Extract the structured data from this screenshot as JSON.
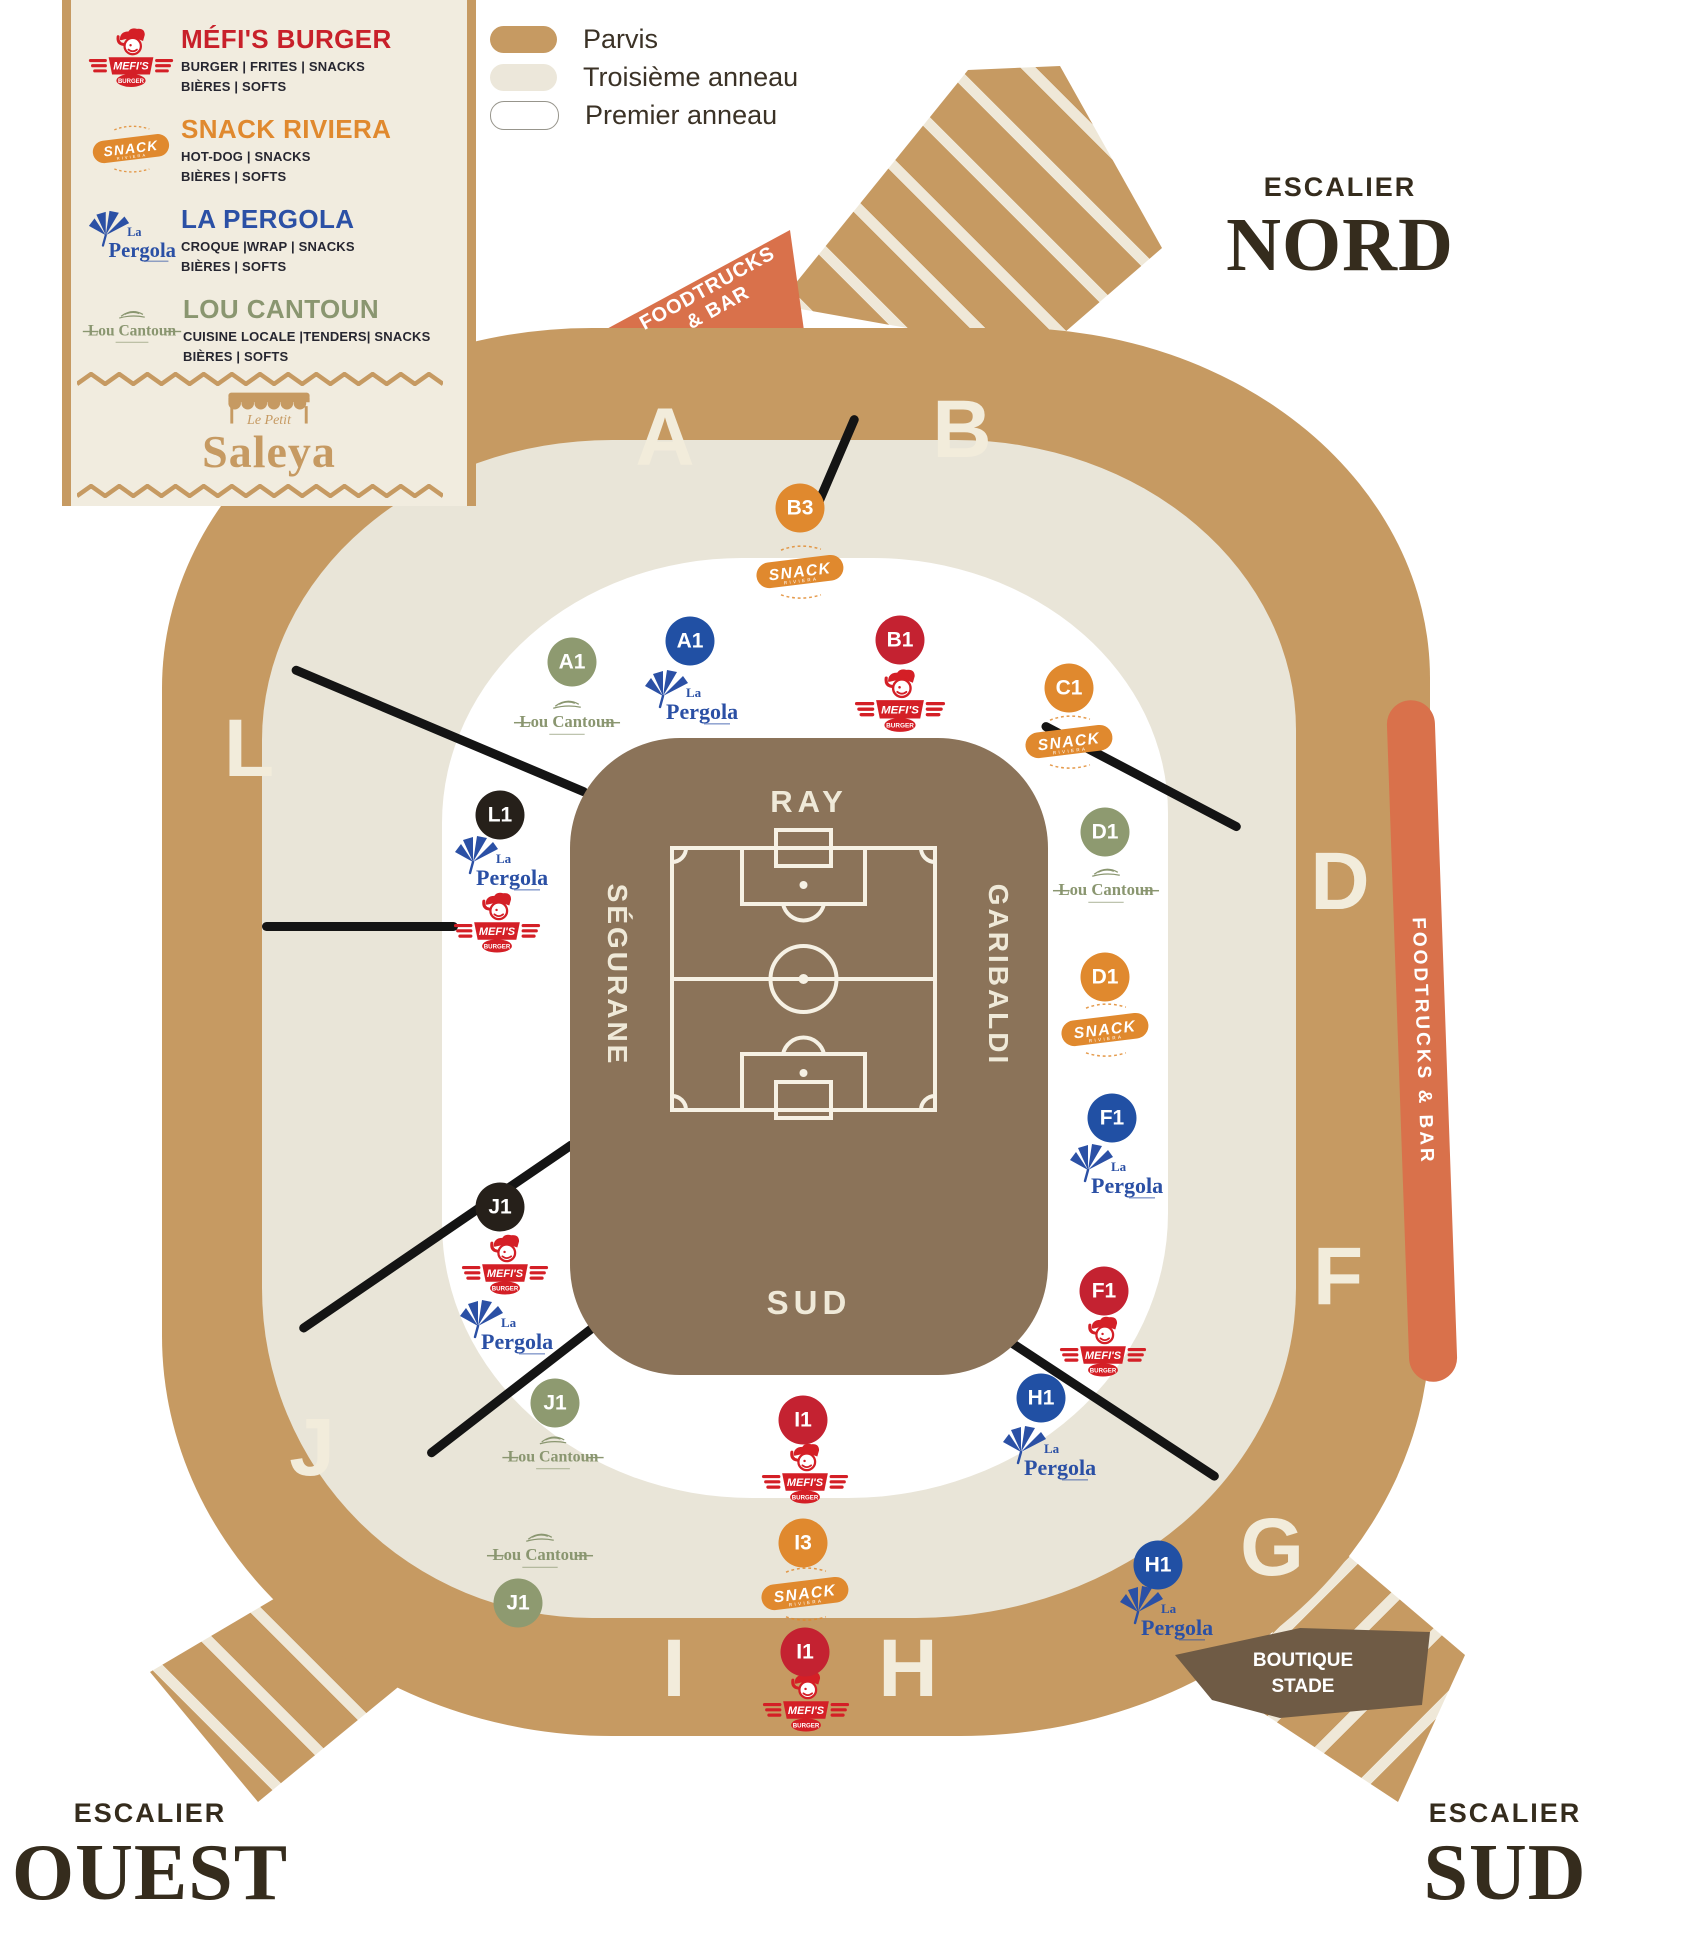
{
  "legend": {
    "vendors": [
      {
        "id": "mefis",
        "name": "MÉFI'S BURGER",
        "line1": "BURGER | FRITES | SNACKS",
        "line2": "BIÈRES | SOFTS",
        "color": "#c8202a"
      },
      {
        "id": "snack",
        "name": "SNACK RIVIERA",
        "line1": "HOT-DOG | SNACKS",
        "line2": "BIÈRES | SOFTS",
        "color": "#e0892e"
      },
      {
        "id": "pergola",
        "name": "LA PERGOLA",
        "line1": "CROQUE |WRAP | SNACKS",
        "line2": "BIÈRES | SOFTS",
        "color": "#2b50a5"
      },
      {
        "id": "loucantoun",
        "name": "LOU CANTOUN",
        "line1": "CUISINE LOCALE |TENDERS| SNACKS",
        "line2": "BIÈRES | SOFTS",
        "color": "#8a9670"
      }
    ],
    "saleya": {
      "top": "Le Petit",
      "name": "Saleya"
    }
  },
  "rings_legend": [
    {
      "label": "Parvis",
      "color": "#c69a62",
      "style": "solid"
    },
    {
      "label": "Troisième anneau",
      "color": "#ece7da",
      "style": "solid"
    },
    {
      "label": "Premier anneau",
      "color": "#ffffff",
      "style": "outline"
    }
  ],
  "escaliers": {
    "nord": {
      "small": "ESCALIER",
      "big": "NORD"
    },
    "ouest": {
      "small": "ESCALIER",
      "big": "OUEST"
    },
    "sud": {
      "small": "ESCALIER",
      "big": "SUD"
    }
  },
  "zones": {
    "foodtrucks_line1": "FOODTRUCKS",
    "foodtrucks_line2": "& BAR",
    "foodtrucks_right": "FOODTRUCKS & BAR",
    "boutique_line1": "BOUTIQUE",
    "boutique_line2": "STADE"
  },
  "stands": {
    "north": "RAY",
    "east": "GARIBALDI",
    "south": "SUD",
    "west": "SÉGURANE"
  },
  "brands": {
    "mefis": {
      "banner": "MEFI'S",
      "sub": "BURGER"
    },
    "snack": {
      "main": "SNACK",
      "sub": "RIVIERA"
    },
    "pergola": {
      "small": "La",
      "main": "Pergola"
    },
    "loucantoun": {
      "main": "Lou Cantoun"
    }
  },
  "sections": [
    {
      "label": "A",
      "x": 665,
      "y": 438
    },
    {
      "label": "B",
      "x": 962,
      "y": 430
    },
    {
      "label": "L",
      "x": 249,
      "y": 749
    },
    {
      "label": "D",
      "x": 1340,
      "y": 882
    },
    {
      "label": "F",
      "x": 1338,
      "y": 1277
    },
    {
      "label": "G",
      "x": 1272,
      "y": 1548
    },
    {
      "label": "J",
      "x": 312,
      "y": 1448
    },
    {
      "label": "I",
      "x": 674,
      "y": 1669
    },
    {
      "label": "H",
      "x": 908,
      "y": 1669
    }
  ],
  "markers": [
    {
      "label": "B3",
      "color": "orange",
      "x": 800,
      "y": 508
    },
    {
      "label": "A1",
      "color": "green",
      "x": 572,
      "y": 662
    },
    {
      "label": "A1",
      "color": "blue",
      "x": 690,
      "y": 641
    },
    {
      "label": "B1",
      "color": "red",
      "x": 900,
      "y": 640
    },
    {
      "label": "C1",
      "color": "orange",
      "x": 1069,
      "y": 688
    },
    {
      "label": "L1",
      "color": "black",
      "x": 500,
      "y": 815
    },
    {
      "label": "D1",
      "color": "green",
      "x": 1105,
      "y": 832
    },
    {
      "label": "D1",
      "color": "orange",
      "x": 1105,
      "y": 977
    },
    {
      "label": "F1",
      "color": "blue",
      "x": 1112,
      "y": 1118
    },
    {
      "label": "F1",
      "color": "red",
      "x": 1104,
      "y": 1291
    },
    {
      "label": "H1",
      "color": "blue",
      "x": 1041,
      "y": 1398
    },
    {
      "label": "J1",
      "color": "black",
      "x": 500,
      "y": 1207
    },
    {
      "label": "J1",
      "color": "green",
      "x": 555,
      "y": 1403
    },
    {
      "label": "J1",
      "color": "green",
      "x": 518,
      "y": 1603
    },
    {
      "label": "I1",
      "color": "red",
      "x": 803,
      "y": 1420
    },
    {
      "label": "I3",
      "color": "orange",
      "x": 803,
      "y": 1543
    },
    {
      "label": "I1",
      "color": "red",
      "x": 805,
      "y": 1652
    },
    {
      "label": "H1",
      "color": "blue",
      "x": 1158,
      "y": 1565
    }
  ],
  "logos": [
    {
      "brand": "snack",
      "x": 800,
      "y": 572,
      "w": 95
    },
    {
      "brand": "loucantoun",
      "x": 567,
      "y": 720,
      "w": 110
    },
    {
      "brand": "pergola",
      "x": 690,
      "y": 700,
      "w": 100
    },
    {
      "brand": "mefis",
      "x": 900,
      "y": 702,
      "w": 92
    },
    {
      "brand": "snack",
      "x": 1069,
      "y": 742,
      "w": 95
    },
    {
      "brand": "pergola",
      "x": 500,
      "y": 866,
      "w": 100
    },
    {
      "brand": "mefis",
      "x": 497,
      "y": 924,
      "w": 88
    },
    {
      "brand": "loucantoun",
      "x": 1106,
      "y": 888,
      "w": 110
    },
    {
      "brand": "snack",
      "x": 1105,
      "y": 1030,
      "w": 95
    },
    {
      "brand": "pergola",
      "x": 1115,
      "y": 1174,
      "w": 100
    },
    {
      "brand": "mefis",
      "x": 1103,
      "y": 1348,
      "w": 88
    },
    {
      "brand": "pergola",
      "x": 1048,
      "y": 1456,
      "w": 100
    },
    {
      "brand": "mefis",
      "x": 505,
      "y": 1266,
      "w": 88
    },
    {
      "brand": "pergola",
      "x": 505,
      "y": 1330,
      "w": 100
    },
    {
      "brand": "loucantoun",
      "x": 553,
      "y": 1455,
      "w": 105
    },
    {
      "brand": "loucantoun",
      "x": 540,
      "y": 1553,
      "w": 110
    },
    {
      "brand": "mefis",
      "x": 805,
      "y": 1475,
      "w": 88
    },
    {
      "brand": "snack",
      "x": 805,
      "y": 1594,
      "w": 95
    },
    {
      "brand": "mefis",
      "x": 806,
      "y": 1703,
      "w": 88
    },
    {
      "brand": "pergola",
      "x": 1165,
      "y": 1616,
      "w": 100
    }
  ],
  "lines": [
    {
      "x1": 292,
      "y1": 668,
      "x2": 588,
      "y2": 793
    },
    {
      "x1": 262,
      "y1": 926,
      "x2": 458,
      "y2": 926
    },
    {
      "x1": 300,
      "y1": 1330,
      "x2": 575,
      "y2": 1142
    },
    {
      "x1": 428,
      "y1": 1455,
      "x2": 615,
      "y2": 1310
    },
    {
      "x1": 856,
      "y1": 415,
      "x2": 810,
      "y2": 522
    },
    {
      "x1": 1042,
      "y1": 724,
      "x2": 1240,
      "y2": 828
    },
    {
      "x1": 1005,
      "y1": 1338,
      "x2": 1218,
      "y2": 1478
    }
  ],
  "palette": {
    "tan": "#c69a62",
    "cream": "#e9e5d8",
    "white_ring": "#ffffff",
    "field": "#8b7359",
    "boutique": "#6f5b45",
    "orange_zone": "#d9714b",
    "text_dark": "#352c1d",
    "badges": {
      "red": "#c42231",
      "orange": "#e0892e",
      "blue": "#2150a4",
      "green": "#8e9a70",
      "black": "#26201a"
    }
  }
}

::::

GIVEN TASK: Exactly reproduce each record, leaving out any pictures.

EXPECTED ANSWER:
Extract the structured data from this screenshot as JSON.
{
  "legend": {
    "vendors": [
      {
        "id": "mefis",
        "name": "MÉFI'S BURGER",
        "line1": "BURGER | FRITES | SNACKS",
        "line2": "BIÈRES | SOFTS",
        "color": "#c8202a"
      },
      {
        "id": "snack",
        "name": "SNACK RIVIERA",
        "line1": "HOT-DOG | SNACKS",
        "line2": "BIÈRES | SOFTS",
        "color": "#e0892e"
      },
      {
        "id": "pergola",
        "name": "LA PERGOLA",
        "line1": "CROQUE |WRAP | SNACKS",
        "line2": "BIÈRES | SOFTS",
        "color": "#2b50a5"
      },
      {
        "id": "loucantoun",
        "name": "LOU CANTOUN",
        "line1": "CUISINE LOCALE |TENDERS| SNACKS",
        "line2": "BIÈRES | SOFTS",
        "color": "#8a9670"
      }
    ],
    "saleya": {
      "top": "Le Petit",
      "name": "Saleya"
    }
  },
  "rings_legend": [
    {
      "label": "Parvis",
      "color": "#c69a62",
      "style": "solid"
    },
    {
      "label": "Troisième anneau",
      "color": "#ece7da",
      "style": "solid"
    },
    {
      "label": "Premier anneau",
      "color": "#ffffff",
      "style": "outline"
    }
  ],
  "escaliers": {
    "nord": {
      "small": "ESCALIER",
      "big": "NORD"
    },
    "ouest": {
      "small": "ESCALIER",
      "big": "OUEST"
    },
    "sud": {
      "small": "ESCALIER",
      "big": "SUD"
    }
  },
  "zones": {
    "foodtrucks_line1": "FOODTRUCKS",
    "foodtrucks_line2": "& BAR",
    "foodtrucks_right": "FOODTRUCKS & BAR",
    "boutique_line1": "BOUTIQUE",
    "boutique_line2": "STADE"
  },
  "stands": {
    "north": "RAY",
    "east": "GARIBALDI",
    "south": "SUD",
    "west": "SÉGURANE"
  },
  "brands": {
    "mefis": {
      "banner": "MEFI'S",
      "sub": "BURGER"
    },
    "snack": {
      "main": "SNACK",
      "sub": "RIVIERA"
    },
    "pergola": {
      "small": "La",
      "main": "Pergola"
    },
    "loucantoun": {
      "main": "Lou Cantoun"
    }
  },
  "sections": [
    {
      "label": "A",
      "x": 665,
      "y": 438
    },
    {
      "label": "B",
      "x": 962,
      "y": 430
    },
    {
      "label": "L",
      "x": 249,
      "y": 749
    },
    {
      "label": "D",
      "x": 1340,
      "y": 882
    },
    {
      "label": "F",
      "x": 1338,
      "y": 1277
    },
    {
      "label": "G",
      "x": 1272,
      "y": 1548
    },
    {
      "label": "J",
      "x": 312,
      "y": 1448
    },
    {
      "label": "I",
      "x": 674,
      "y": 1669
    },
    {
      "label": "H",
      "x": 908,
      "y": 1669
    }
  ],
  "markers": [
    {
      "label": "B3",
      "color": "orange",
      "x": 800,
      "y": 508
    },
    {
      "label": "A1",
      "color": "green",
      "x": 572,
      "y": 662
    },
    {
      "label": "A1",
      "color": "blue",
      "x": 690,
      "y": 641
    },
    {
      "label": "B1",
      "color": "red",
      "x": 900,
      "y": 640
    },
    {
      "label": "C1",
      "color": "orange",
      "x": 1069,
      "y": 688
    },
    {
      "label": "L1",
      "color": "black",
      "x": 500,
      "y": 815
    },
    {
      "label": "D1",
      "color": "green",
      "x": 1105,
      "y": 832
    },
    {
      "label": "D1",
      "color": "orange",
      "x": 1105,
      "y": 977
    },
    {
      "label": "F1",
      "color": "blue",
      "x": 1112,
      "y": 1118
    },
    {
      "label": "F1",
      "color": "red",
      "x": 1104,
      "y": 1291
    },
    {
      "label": "H1",
      "color": "blue",
      "x": 1041,
      "y": 1398
    },
    {
      "label": "J1",
      "color": "black",
      "x": 500,
      "y": 1207
    },
    {
      "label": "J1",
      "color": "green",
      "x": 555,
      "y": 1403
    },
    {
      "label": "J1",
      "color": "green",
      "x": 518,
      "y": 1603
    },
    {
      "label": "I1",
      "color": "red",
      "x": 803,
      "y": 1420
    },
    {
      "label": "I3",
      "color": "orange",
      "x": 803,
      "y": 1543
    },
    {
      "label": "I1",
      "color": "red",
      "x": 805,
      "y": 1652
    },
    {
      "label": "H1",
      "color": "blue",
      "x": 1158,
      "y": 1565
    }
  ],
  "logos": [
    {
      "brand": "snack",
      "x": 800,
      "y": 572,
      "w": 95
    },
    {
      "brand": "loucantoun",
      "x": 567,
      "y": 720,
      "w": 110
    },
    {
      "brand": "pergola",
      "x": 690,
      "y": 700,
      "w": 100
    },
    {
      "brand": "mefis",
      "x": 900,
      "y": 702,
      "w": 92
    },
    {
      "brand": "snack",
      "x": 1069,
      "y": 742,
      "w": 95
    },
    {
      "brand": "pergola",
      "x": 500,
      "y": 866,
      "w": 100
    },
    {
      "brand": "mefis",
      "x": 497,
      "y": 924,
      "w": 88
    },
    {
      "brand": "loucantoun",
      "x": 1106,
      "y": 888,
      "w": 110
    },
    {
      "brand": "snack",
      "x": 1105,
      "y": 1030,
      "w": 95
    },
    {
      "brand": "pergola",
      "x": 1115,
      "y": 1174,
      "w": 100
    },
    {
      "brand": "mefis",
      "x": 1103,
      "y": 1348,
      "w": 88
    },
    {
      "brand": "pergola",
      "x": 1048,
      "y": 1456,
      "w": 100
    },
    {
      "brand": "mefis",
      "x": 505,
      "y": 1266,
      "w": 88
    },
    {
      "brand": "pergola",
      "x": 505,
      "y": 1330,
      "w": 100
    },
    {
      "brand": "loucantoun",
      "x": 553,
      "y": 1455,
      "w": 105
    },
    {
      "brand": "loucantoun",
      "x": 540,
      "y": 1553,
      "w": 110
    },
    {
      "brand": "mefis",
      "x": 805,
      "y": 1475,
      "w": 88
    },
    {
      "brand": "snack",
      "x": 805,
      "y": 1594,
      "w": 95
    },
    {
      "brand": "mefis",
      "x": 806,
      "y": 1703,
      "w": 88
    },
    {
      "brand": "pergola",
      "x": 1165,
      "y": 1616,
      "w": 100
    }
  ],
  "lines": [
    {
      "x1": 292,
      "y1": 668,
      "x2": 588,
      "y2": 793
    },
    {
      "x1": 262,
      "y1": 926,
      "x2": 458,
      "y2": 926
    },
    {
      "x1": 300,
      "y1": 1330,
      "x2": 575,
      "y2": 1142
    },
    {
      "x1": 428,
      "y1": 1455,
      "x2": 615,
      "y2": 1310
    },
    {
      "x1": 856,
      "y1": 415,
      "x2": 810,
      "y2": 522
    },
    {
      "x1": 1042,
      "y1": 724,
      "x2": 1240,
      "y2": 828
    },
    {
      "x1": 1005,
      "y1": 1338,
      "x2": 1218,
      "y2": 1478
    }
  ],
  "palette": {
    "tan": "#c69a62",
    "cream": "#e9e5d8",
    "white_ring": "#ffffff",
    "field": "#8b7359",
    "boutique": "#6f5b45",
    "orange_zone": "#d9714b",
    "text_dark": "#352c1d",
    "badges": {
      "red": "#c42231",
      "orange": "#e0892e",
      "blue": "#2150a4",
      "green": "#8e9a70",
      "black": "#26201a"
    }
  }
}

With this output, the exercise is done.